**TASK INSTRUCTIONS**
Scan the data below and report how many lines include the word "wyborców". Nothing else is wanted.

**Records from a collection of figures**
□ □ □

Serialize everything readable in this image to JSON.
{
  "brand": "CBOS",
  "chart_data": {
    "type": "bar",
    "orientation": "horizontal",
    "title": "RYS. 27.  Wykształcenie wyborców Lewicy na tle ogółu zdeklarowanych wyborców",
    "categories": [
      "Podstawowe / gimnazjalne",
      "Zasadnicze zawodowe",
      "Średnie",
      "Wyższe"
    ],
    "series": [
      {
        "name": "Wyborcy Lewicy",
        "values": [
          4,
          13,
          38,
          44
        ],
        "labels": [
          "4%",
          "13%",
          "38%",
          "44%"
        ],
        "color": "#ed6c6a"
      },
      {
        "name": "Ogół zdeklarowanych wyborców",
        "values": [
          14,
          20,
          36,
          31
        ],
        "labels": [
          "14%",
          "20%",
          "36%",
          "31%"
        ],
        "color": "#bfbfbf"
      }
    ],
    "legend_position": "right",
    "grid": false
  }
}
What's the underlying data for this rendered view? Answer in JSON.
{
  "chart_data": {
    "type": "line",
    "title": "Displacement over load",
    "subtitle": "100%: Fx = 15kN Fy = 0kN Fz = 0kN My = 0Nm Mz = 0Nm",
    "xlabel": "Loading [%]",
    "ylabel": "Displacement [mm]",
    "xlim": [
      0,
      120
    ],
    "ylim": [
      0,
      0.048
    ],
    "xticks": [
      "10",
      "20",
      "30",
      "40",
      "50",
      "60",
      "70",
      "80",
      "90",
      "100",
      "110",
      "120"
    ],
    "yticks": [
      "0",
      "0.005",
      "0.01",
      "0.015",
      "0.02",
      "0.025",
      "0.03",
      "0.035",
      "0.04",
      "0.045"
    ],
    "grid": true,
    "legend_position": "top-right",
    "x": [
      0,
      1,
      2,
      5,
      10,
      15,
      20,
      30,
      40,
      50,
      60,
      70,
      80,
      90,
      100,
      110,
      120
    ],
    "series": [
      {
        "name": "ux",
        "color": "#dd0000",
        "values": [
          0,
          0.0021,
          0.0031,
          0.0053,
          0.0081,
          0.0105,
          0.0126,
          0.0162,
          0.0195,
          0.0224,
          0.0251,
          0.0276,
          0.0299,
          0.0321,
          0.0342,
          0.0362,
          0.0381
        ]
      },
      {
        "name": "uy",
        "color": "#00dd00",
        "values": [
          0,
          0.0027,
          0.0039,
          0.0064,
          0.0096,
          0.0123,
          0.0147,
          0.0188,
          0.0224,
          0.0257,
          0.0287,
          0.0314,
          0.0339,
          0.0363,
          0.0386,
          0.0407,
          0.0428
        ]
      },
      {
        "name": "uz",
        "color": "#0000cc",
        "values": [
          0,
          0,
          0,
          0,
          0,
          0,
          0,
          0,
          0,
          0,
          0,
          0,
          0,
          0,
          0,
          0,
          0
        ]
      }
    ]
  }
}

□ □ □

**EXERCISE SOLUTION**
2